- [Task to complete] Exactly repeat the material, dropping only the pictures.

- [Given records]
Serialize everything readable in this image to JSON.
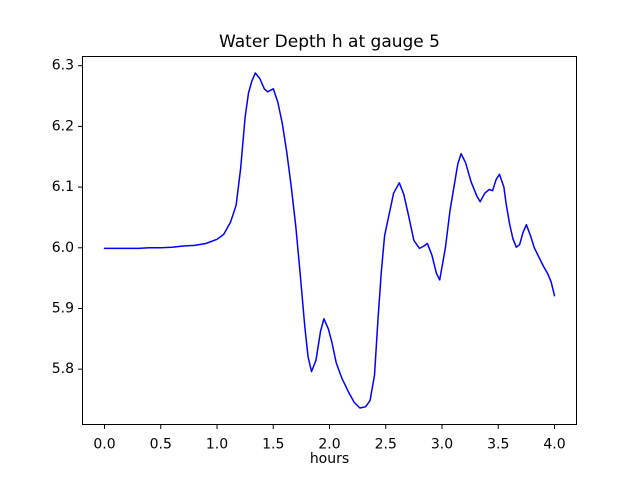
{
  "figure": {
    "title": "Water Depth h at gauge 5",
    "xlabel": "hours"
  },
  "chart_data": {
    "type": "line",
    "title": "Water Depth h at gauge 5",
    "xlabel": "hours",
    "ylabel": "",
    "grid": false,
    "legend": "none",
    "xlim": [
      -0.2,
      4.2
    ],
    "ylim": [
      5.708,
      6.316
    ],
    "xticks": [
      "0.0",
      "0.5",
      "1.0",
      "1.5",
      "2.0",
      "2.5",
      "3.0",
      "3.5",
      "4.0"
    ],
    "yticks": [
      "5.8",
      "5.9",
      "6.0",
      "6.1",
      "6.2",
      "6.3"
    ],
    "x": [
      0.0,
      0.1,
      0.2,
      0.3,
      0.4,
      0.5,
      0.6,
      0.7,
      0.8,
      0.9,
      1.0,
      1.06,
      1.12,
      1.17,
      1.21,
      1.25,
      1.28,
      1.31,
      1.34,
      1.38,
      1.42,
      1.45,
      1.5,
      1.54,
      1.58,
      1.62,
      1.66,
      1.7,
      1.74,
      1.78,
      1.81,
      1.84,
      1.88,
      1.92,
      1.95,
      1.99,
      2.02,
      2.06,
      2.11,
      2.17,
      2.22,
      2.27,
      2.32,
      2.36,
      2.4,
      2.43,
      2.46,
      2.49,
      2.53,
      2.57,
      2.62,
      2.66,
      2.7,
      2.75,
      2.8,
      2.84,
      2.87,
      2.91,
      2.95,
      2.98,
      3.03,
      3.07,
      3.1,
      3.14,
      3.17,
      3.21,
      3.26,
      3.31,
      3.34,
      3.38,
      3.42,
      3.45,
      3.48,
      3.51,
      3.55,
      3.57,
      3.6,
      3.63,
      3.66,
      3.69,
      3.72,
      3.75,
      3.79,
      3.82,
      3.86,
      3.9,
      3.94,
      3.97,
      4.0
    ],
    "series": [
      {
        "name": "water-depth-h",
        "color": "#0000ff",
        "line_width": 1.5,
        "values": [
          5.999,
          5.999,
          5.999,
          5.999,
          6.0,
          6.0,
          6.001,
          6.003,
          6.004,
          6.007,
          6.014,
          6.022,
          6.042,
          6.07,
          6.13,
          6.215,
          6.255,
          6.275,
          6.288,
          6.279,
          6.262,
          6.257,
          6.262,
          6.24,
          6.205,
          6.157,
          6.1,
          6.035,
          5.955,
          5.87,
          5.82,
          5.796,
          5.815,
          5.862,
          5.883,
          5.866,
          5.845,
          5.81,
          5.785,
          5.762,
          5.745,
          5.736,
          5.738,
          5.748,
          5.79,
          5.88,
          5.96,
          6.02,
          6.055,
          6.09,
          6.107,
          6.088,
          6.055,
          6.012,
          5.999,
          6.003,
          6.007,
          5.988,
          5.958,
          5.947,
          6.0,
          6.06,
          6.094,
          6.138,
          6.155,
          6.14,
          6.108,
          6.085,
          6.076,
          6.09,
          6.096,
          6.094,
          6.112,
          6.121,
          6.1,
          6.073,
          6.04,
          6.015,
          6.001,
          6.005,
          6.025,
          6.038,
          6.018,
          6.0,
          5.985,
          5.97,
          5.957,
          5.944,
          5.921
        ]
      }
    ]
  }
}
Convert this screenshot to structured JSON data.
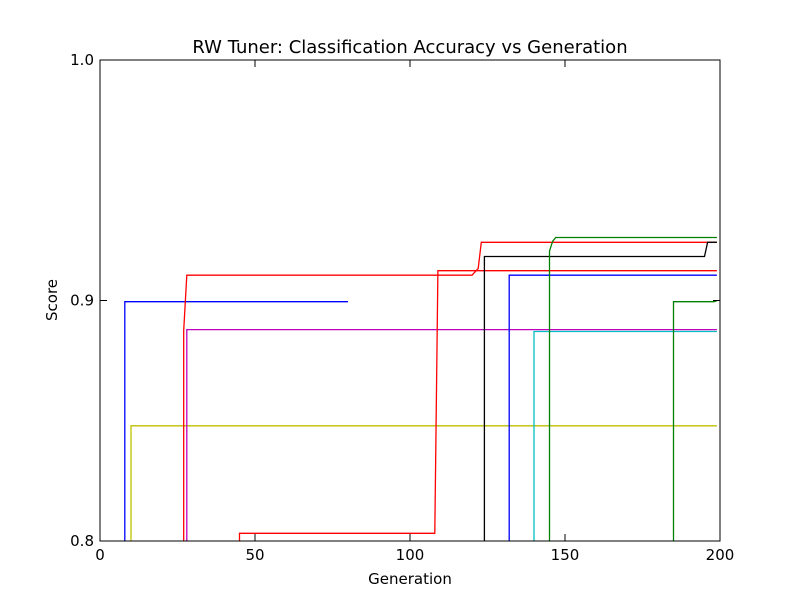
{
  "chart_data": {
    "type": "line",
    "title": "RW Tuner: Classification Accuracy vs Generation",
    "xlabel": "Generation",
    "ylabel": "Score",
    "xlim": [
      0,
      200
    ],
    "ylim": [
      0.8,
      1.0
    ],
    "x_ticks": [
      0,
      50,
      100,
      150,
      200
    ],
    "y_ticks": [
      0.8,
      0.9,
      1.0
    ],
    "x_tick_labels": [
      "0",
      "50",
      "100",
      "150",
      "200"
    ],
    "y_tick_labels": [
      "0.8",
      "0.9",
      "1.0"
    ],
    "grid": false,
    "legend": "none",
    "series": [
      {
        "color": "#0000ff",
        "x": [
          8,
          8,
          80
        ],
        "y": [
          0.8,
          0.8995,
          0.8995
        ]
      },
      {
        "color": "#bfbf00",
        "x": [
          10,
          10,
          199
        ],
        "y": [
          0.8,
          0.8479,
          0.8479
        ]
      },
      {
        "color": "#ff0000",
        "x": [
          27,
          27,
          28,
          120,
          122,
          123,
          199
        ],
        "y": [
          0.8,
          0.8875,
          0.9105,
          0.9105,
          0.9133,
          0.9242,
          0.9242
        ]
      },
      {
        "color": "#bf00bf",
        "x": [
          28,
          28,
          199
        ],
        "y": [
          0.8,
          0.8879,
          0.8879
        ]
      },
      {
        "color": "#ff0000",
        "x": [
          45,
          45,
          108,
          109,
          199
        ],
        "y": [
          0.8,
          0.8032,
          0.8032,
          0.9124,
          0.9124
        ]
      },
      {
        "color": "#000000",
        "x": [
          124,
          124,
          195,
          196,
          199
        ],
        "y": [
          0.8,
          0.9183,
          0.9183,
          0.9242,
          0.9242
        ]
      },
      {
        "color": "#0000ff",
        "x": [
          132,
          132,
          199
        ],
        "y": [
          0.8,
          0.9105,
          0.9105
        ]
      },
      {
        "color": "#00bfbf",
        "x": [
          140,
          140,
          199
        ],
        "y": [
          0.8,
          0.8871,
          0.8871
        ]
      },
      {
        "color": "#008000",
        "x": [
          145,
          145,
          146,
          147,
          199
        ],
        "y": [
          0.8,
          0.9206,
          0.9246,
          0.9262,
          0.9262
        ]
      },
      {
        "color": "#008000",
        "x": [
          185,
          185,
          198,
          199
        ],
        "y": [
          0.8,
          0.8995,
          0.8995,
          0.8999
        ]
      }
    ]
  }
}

- [Reply]
Serialize everything readable in this image to JSON.
{
  "figure": {
    "title": "Water Depth h at gauge 5",
    "xlabel": "hours"
  },
  "chart_data": {
    "type": "line",
    "title": "Water Depth h at gauge 5",
    "xlabel": "hours",
    "ylabel": "",
    "grid": false,
    "legend": "none",
    "xlim": [
      -0.2,
      4.2
    ],
    "ylim": [
      5.708,
      6.316
    ],
    "xticks": [
      "0.0",
      "0.5",
      "1.0",
      "1.5",
      "2.0",
      "2.5",
      "3.0",
      "3.5",
      "4.0"
    ],
    "yticks": [
      "5.8",
      "5.9",
      "6.0",
      "6.1",
      "6.2",
      "6.3"
    ],
    "x": [
      0.0,
      0.1,
      0.2,
      0.3,
      0.4,
      0.5,
      0.6,
      0.7,
      0.8,
      0.9,
      1.0,
      1.06,
      1.12,
      1.17,
      1.21,
      1.25,
      1.28,
      1.31,
      1.34,
      1.38,
      1.42,
      1.45,
      1.5,
      1.54,
      1.58,
      1.62,
      1.66,
      1.7,
      1.74,
      1.78,
      1.81,
      1.84,
      1.88,
      1.92,
      1.95,
      1.99,
      2.02,
      2.06,
      2.11,
      2.17,
      2.22,
      2.27,
      2.32,
      2.36,
      2.4,
      2.43,
      2.46,
      2.49,
      2.53,
      2.57,
      2.62,
      2.66,
      2.7,
      2.75,
      2.8,
      2.84,
      2.87,
      2.91,
      2.95,
      2.98,
      3.03,
      3.07,
      3.1,
      3.14,
      3.17,
      3.21,
      3.26,
      3.31,
      3.34,
      3.38,
      3.42,
      3.45,
      3.48,
      3.51,
      3.55,
      3.57,
      3.6,
      3.63,
      3.66,
      3.69,
      3.72,
      3.75,
      3.79,
      3.82,
      3.86,
      3.9,
      3.94,
      3.97,
      4.0
    ],
    "series": [
      {
        "name": "water-depth-h",
        "color": "#0000ff",
        "line_width": 1.5,
        "values": [
          5.999,
          5.999,
          5.999,
          5.999,
          6.0,
          6.0,
          6.001,
          6.003,
          6.004,
          6.007,
          6.014,
          6.022,
          6.042,
          6.07,
          6.13,
          6.215,
          6.255,
          6.275,
          6.288,
          6.279,
          6.262,
          6.257,
          6.262,
          6.24,
          6.205,
          6.157,
          6.1,
          6.035,
          5.955,
          5.87,
          5.82,
          5.796,
          5.815,
          5.862,
          5.883,
          5.866,
          5.845,
          5.81,
          5.785,
          5.762,
          5.745,
          5.736,
          5.738,
          5.748,
          5.79,
          5.88,
          5.96,
          6.02,
          6.055,
          6.09,
          6.107,
          6.088,
          6.055,
          6.012,
          5.999,
          6.003,
          6.007,
          5.988,
          5.958,
          5.947,
          6.0,
          6.06,
          6.094,
          6.138,
          6.155,
          6.14,
          6.108,
          6.085,
          6.076,
          6.09,
          6.096,
          6.094,
          6.112,
          6.121,
          6.1,
          6.073,
          6.04,
          6.015,
          6.001,
          6.005,
          6.025,
          6.038,
          6.018,
          6.0,
          5.985,
          5.97,
          5.957,
          5.944,
          5.921
        ]
      }
    ]
  }
}
Convert this screenshot to structured JSON data.
{
  "chart_data": {
    "type": "line",
    "title": "RW Tuner: Classification Accuracy vs Generation",
    "xlabel": "Generation",
    "ylabel": "Score",
    "xlim": [
      0,
      200
    ],
    "ylim": [
      0.8,
      1.0
    ],
    "x_ticks": [
      0,
      50,
      100,
      150,
      200
    ],
    "y_ticks": [
      0.8,
      0.9,
      1.0
    ],
    "x_tick_labels": [
      "0",
      "50",
      "100",
      "150",
      "200"
    ],
    "y_tick_labels": [
      "0.8",
      "0.9",
      "1.0"
    ],
    "grid": false,
    "legend": "none",
    "series": [
      {
        "color": "#0000ff",
        "x": [
          8,
          8,
          80
        ],
        "y": [
          0.8,
          0.8995,
          0.8995
        ]
      },
      {
        "color": "#bfbf00",
        "x": [
          10,
          10,
          199
        ],
        "y": [
          0.8,
          0.8479,
          0.8479
        ]
      },
      {
        "color": "#ff0000",
        "x": [
          27,
          27,
          28,
          120,
          122,
          123,
          199
        ],
        "y": [
          0.8,
          0.8875,
          0.9105,
          0.9105,
          0.9133,
          0.9242,
          0.9242
        ]
      },
      {
        "color": "#bf00bf",
        "x": [
          28,
          28,
          199
        ],
        "y": [
          0.8,
          0.8879,
          0.8879
        ]
      },
      {
        "color": "#ff0000",
        "x": [
          45,
          45,
          108,
          109,
          199
        ],
        "y": [
          0.8,
          0.8032,
          0.8032,
          0.9124,
          0.9124
        ]
      },
      {
        "color": "#000000",
        "x": [
          124,
          124,
          195,
          196,
          199
        ],
        "y": [
          0.8,
          0.9183,
          0.9183,
          0.9242,
          0.9242
        ]
      },
      {
        "color": "#0000ff",
        "x": [
          132,
          132,
          199
        ],
        "y": [
          0.8,
          0.9105,
          0.9105
        ]
      },
      {
        "color": "#00bfbf",
        "x": [
          140,
          140,
          199
        ],
        "y": [
          0.8,
          0.8871,
          0.8871
        ]
      },
      {
        "color": "#008000",
        "x": [
          145,
          145,
          146,
          147,
          199
        ],
        "y": [
          0.8,
          0.9206,
          0.9246,
          0.9262,
          0.9262
        ]
      },
      {
        "color": "#008000",
        "x": [
          185,
          185,
          198,
          199
        ],
        "y": [
          0.8,
          0.8995,
          0.8995,
          0.8999
        ]
      }
    ]
  }
}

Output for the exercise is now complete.